▶ **Short task**: Show each line that has the string "Parata" in it.

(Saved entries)

** START **

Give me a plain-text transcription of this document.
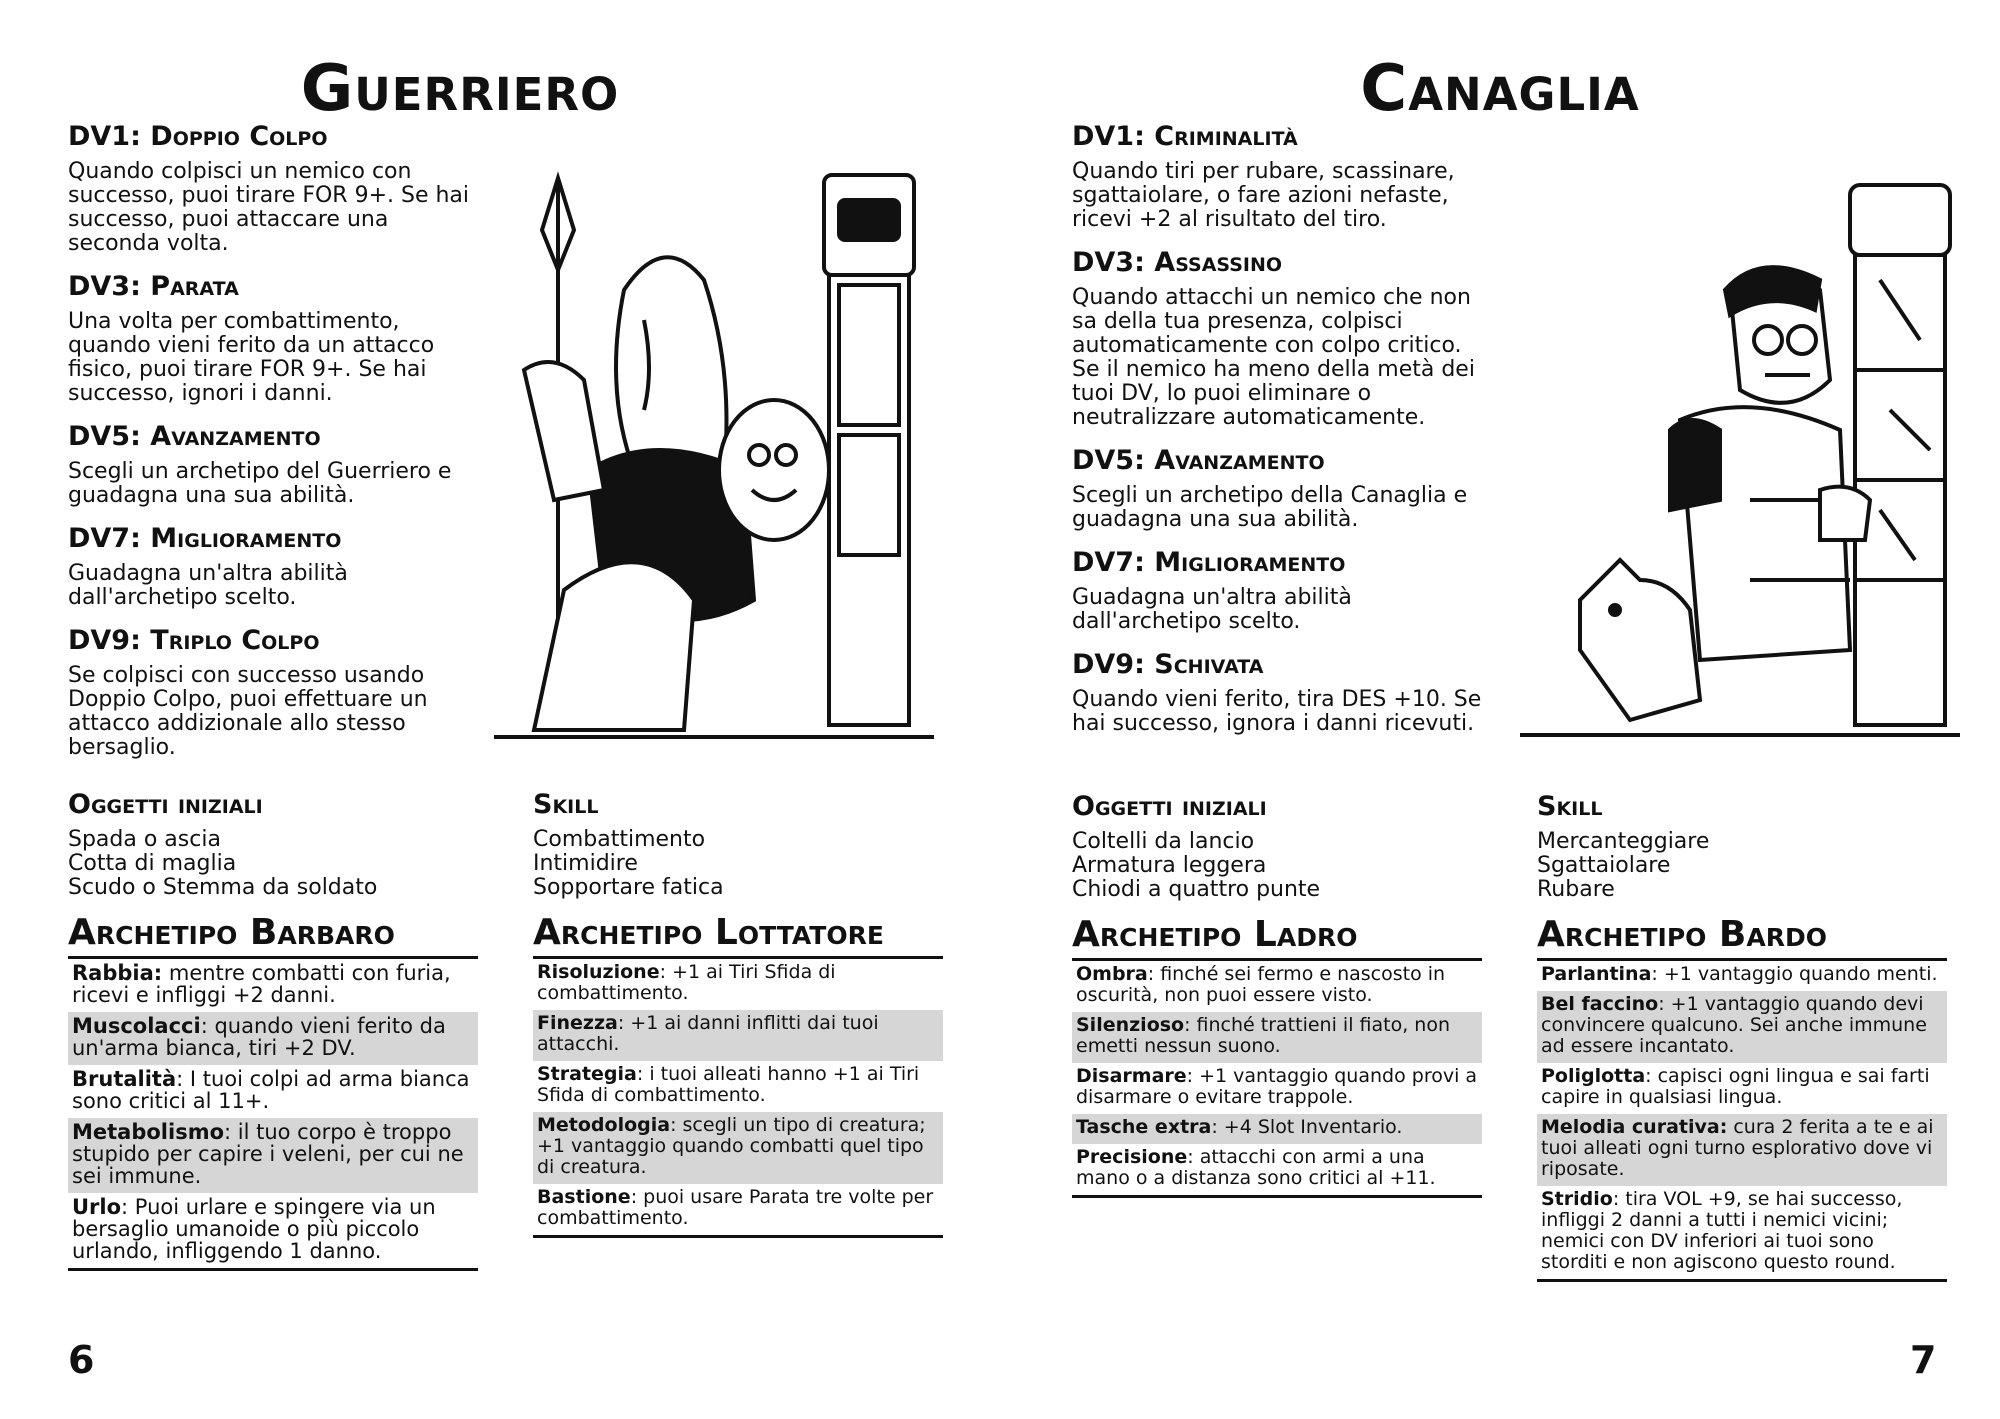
Guerriero
DV1: Doppio Colpo

Quando colpisci un nemico con successo, puoi tirare FOR 9+. Se hai successo, puoi attaccare una seconda volta.

DV3: Parata

Una volta per combattimento, quando vieni ferito da un attacco fisico, puoi tirare FOR 9+. Se hai successo, ignori i danni.

DV5: Avanzamento

Scegli un archetipo del Guerriero e guadagna una sua abilità.

DV7: Miglioramento

Guadagna un'altra abilità dall'archetipo scelto.

DV9: Triplo Colpo

Se colpisci con successo usando Doppio Colpo, puoi effettuare un attacco addizionale allo stesso bersaglio.

Oggetti iniziali
Spada o ascia
Cotta di maglia
Scudo o Stemma da soldato
Skill
Combattimento
Intimidire
Sopportare fatica
Archetipo Barbaro
Rabbia: mentre combatti con furia, ricevi e infliggi +2 danni.
Muscolacci: quando vieni ferito da un'arma bianca, tiri +2 DV.
Brutalità: I tuoi colpi ad arma bianca sono critici al 11+.
Metabolismo: il tuo corpo è troppo stupido per capire i veleni, per cui ne sei immune.
Urlo: Puoi urlare e spingere via un bersaglio umanoide o più piccolo urlando, infliggendo 1 danno.
Archetipo Lottatore
Risoluzione: +1 ai Tiri Sfida di combattimento.
Finezza: +1 ai danni inflitti dai tuoi attacchi.
Strategia: i tuoi alleati hanno +1 ai Tiri Sfida di combattimento.
Metodologia: scegli un tipo di creatura; +1 vantaggio quando combatti quel tipo di creatura.
Bastione: puoi usare Parata tre volte per combattimento.
6
Canaglia
DV1: Criminalità

Quando tiri per rubare, scassinare, sgattaiolare, o fare azioni nefaste, ricevi +2 al risultato del tiro.

DV3: Assassino

Quando attacchi un nemico che non sa della tua presenza, colpisci automaticamente con colpo critico. Se il nemico ha meno della metà dei tuoi DV, lo puoi eliminare o neutralizzare automaticamente.

DV5: Avanzamento

Scegli un archetipo della Canaglia e guadagna una sua abilità.

DV7: Miglioramento

Guadagna un'altra abilità dall'archetipo scelto.

DV9: Schivata

Quando vieni ferito, tira DES +10. Se hai successo, ignora i danni ricevuti.

Oggetti iniziali
Coltelli da lancio
Armatura leggera
Chiodi a quattro punte
Skill
Mercanteggiare
Sgattaiolare
Rubare
Archetipo Ladro
Ombra: finché sei fermo e nascosto in oscurità, non puoi essere visto.
Silenzioso: finché trattieni il fiato, non emetti nessun suono.
Disarmare: +1 vantaggio quando provi a disarmare o evitare trappole.
Tasche extra: +4 Slot Inventario.
Precisione: attacchi con armi a una mano o a distanza sono critici al +11.
Archetipo Bardo
Parlantina: +1 vantaggio quando menti.
Bel faccino: +1 vantaggio quando devi convincere qualcuno. Sei anche immune ad essere incantato.
Poliglotta: capisci ogni lingua e sai farti capire in qualsiasi lingua.
Melodia curativa: cura 2 ferita a te e ai tuoi alleati ogni turno esplorativo dove vi riposate.
Stridio: tira VOL +9, se hai successo, infliggi 2 danni a tutti i nemici vicini; nemici con DV inferiori ai tuoi sono storditi e non agiscono questo round.
7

** END **

▶ **Solution to this task**:
DV3: Parata
Bastione: puoi usare Parata tre volte per combattimento.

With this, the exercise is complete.